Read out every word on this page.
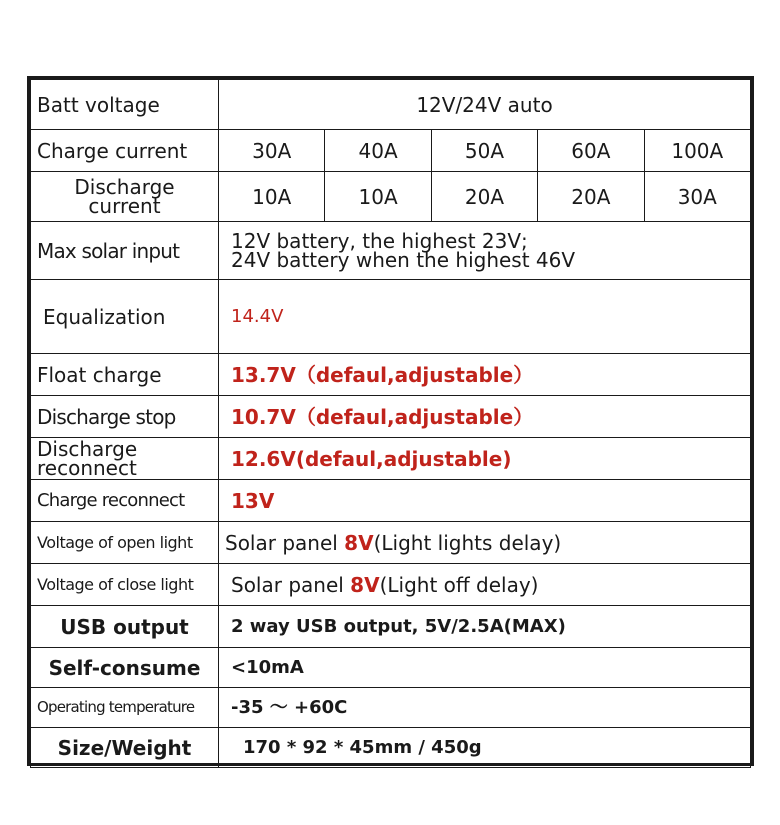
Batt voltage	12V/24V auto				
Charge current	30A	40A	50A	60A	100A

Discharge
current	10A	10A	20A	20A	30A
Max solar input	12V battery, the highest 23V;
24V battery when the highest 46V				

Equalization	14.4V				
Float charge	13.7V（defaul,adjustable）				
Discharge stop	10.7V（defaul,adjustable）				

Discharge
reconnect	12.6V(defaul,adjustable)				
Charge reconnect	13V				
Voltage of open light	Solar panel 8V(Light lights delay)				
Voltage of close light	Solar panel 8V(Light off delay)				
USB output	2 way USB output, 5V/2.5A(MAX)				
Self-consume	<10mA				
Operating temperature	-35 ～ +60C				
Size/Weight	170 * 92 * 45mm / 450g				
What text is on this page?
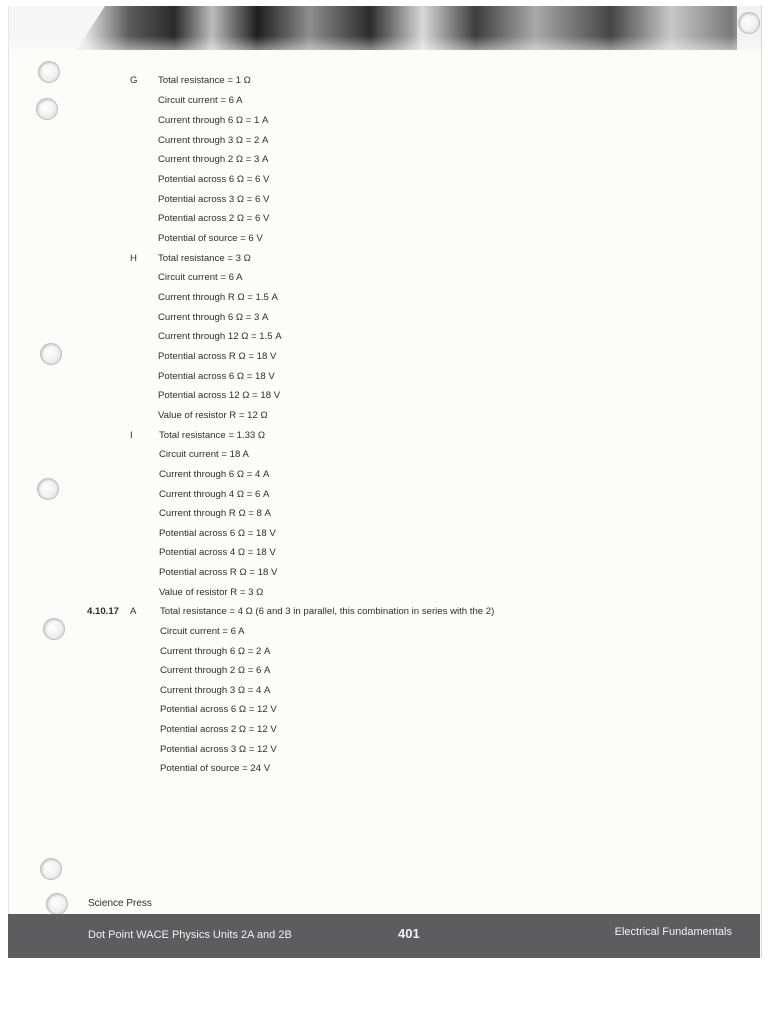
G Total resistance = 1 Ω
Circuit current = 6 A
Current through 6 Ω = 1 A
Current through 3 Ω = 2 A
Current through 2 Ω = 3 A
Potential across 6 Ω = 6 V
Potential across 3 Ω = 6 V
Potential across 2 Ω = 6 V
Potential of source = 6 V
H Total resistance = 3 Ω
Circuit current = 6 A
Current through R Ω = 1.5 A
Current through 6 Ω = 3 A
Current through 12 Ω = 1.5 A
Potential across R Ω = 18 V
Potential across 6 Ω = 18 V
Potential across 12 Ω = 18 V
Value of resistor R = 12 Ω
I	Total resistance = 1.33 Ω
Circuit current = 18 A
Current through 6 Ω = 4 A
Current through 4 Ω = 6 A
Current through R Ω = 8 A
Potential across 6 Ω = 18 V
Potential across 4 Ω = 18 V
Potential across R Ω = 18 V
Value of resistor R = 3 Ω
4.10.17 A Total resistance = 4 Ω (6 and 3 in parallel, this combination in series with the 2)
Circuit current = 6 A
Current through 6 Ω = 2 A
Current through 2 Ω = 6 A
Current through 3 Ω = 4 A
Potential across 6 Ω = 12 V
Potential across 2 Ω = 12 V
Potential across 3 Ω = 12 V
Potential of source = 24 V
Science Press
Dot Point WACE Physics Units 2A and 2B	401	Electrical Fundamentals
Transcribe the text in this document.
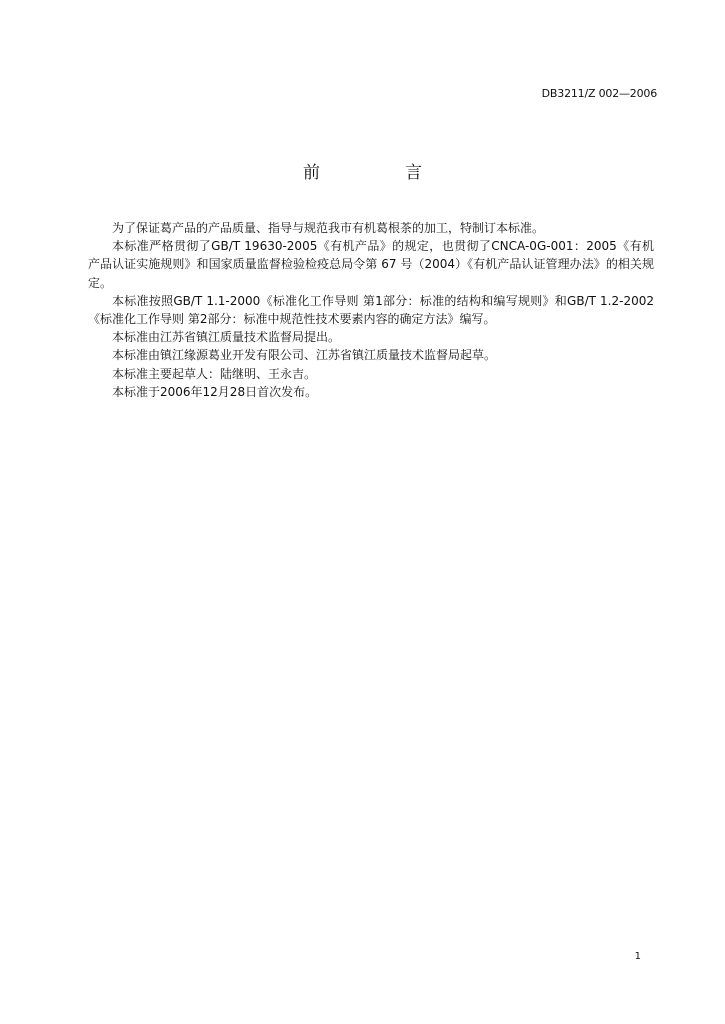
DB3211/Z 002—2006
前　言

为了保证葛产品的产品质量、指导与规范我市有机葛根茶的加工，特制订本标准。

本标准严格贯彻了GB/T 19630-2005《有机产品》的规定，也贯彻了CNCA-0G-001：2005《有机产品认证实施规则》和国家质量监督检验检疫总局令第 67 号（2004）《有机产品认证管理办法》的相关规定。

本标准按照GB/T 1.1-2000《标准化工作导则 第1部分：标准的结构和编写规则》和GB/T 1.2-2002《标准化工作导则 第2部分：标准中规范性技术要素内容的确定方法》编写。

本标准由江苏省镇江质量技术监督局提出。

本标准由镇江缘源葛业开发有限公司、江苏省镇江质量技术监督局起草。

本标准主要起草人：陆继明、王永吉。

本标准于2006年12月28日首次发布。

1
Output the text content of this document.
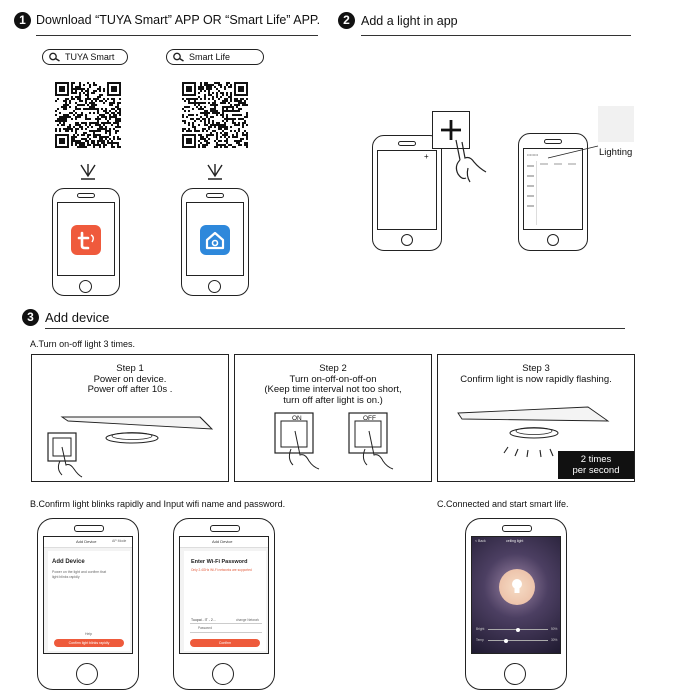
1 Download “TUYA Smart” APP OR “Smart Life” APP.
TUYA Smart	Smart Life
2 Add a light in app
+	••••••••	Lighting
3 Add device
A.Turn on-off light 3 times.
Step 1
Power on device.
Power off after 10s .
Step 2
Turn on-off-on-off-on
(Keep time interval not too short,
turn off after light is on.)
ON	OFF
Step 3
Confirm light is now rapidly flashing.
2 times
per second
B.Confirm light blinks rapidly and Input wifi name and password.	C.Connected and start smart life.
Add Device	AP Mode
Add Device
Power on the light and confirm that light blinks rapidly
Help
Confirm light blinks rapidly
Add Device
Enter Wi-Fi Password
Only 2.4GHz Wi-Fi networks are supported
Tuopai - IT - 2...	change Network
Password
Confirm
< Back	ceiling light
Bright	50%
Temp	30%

______________________________

- [What is being asked]:
Every line from the one with "Transcribe the text in this document." through the last line of the material gets printed exactly, and nothing more. Omit the pictures.

- [Full answer]:
Transcribe the text in this document.
DB3211/Z 002—2006
前　言

为了保证葛产品的产品质量、指导与规范我市有机葛根茶的加工，特制订本标准。

本标准严格贯彻了GB/T 19630-2005《有机产品》的规定，也贯彻了CNCA-0G-001：2005《有机产品认证实施规则》和国家质量监督检验检疫总局令第 67 号（2004）《有机产品认证管理办法》的相关规定。

本标准按照GB/T 1.1-2000《标准化工作导则 第1部分：标准的结构和编写规则》和GB/T 1.2-2002《标准化工作导则 第2部分：标准中规范性技术要素内容的确定方法》编写。

本标准由江苏省镇江质量技术监督局提出。

本标准由镇江缘源葛业开发有限公司、江苏省镇江质量技术监督局起草。

本标准主要起草人：陆继明、王永吉。

本标准于2006年12月28日首次发布。

1
Output the text content of this document.
1 Download “TUYA Smart” APP OR “Smart Life” APP.
TUYA Smart	Smart Life
2 Add a light in app
+	••••••••	Lighting
3 Add device
A.Turn on-off light 3 times.
Step 1
Power on device.
Power off after 10s .
Step 2
Turn on-off-on-off-on
(Keep time interval not too short,
turn off after light is on.)
ON	OFF
Step 3
Confirm light is now rapidly flashing.
2 times
per second
B.Confirm light blinks rapidly and Input wifi name and password.	C.Connected and start smart life.
Add Device	AP Mode
Add Device
Power on the light and confirm that light blinks rapidly
Help
Confirm light blinks rapidly
Add Device
Enter Wi-Fi Password
Only 2.4GHz Wi-Fi networks are supported
Tuopai - IT - 2...	change Network
Password
Confirm
< Back	ceiling light
Bright	50%
Temp	30%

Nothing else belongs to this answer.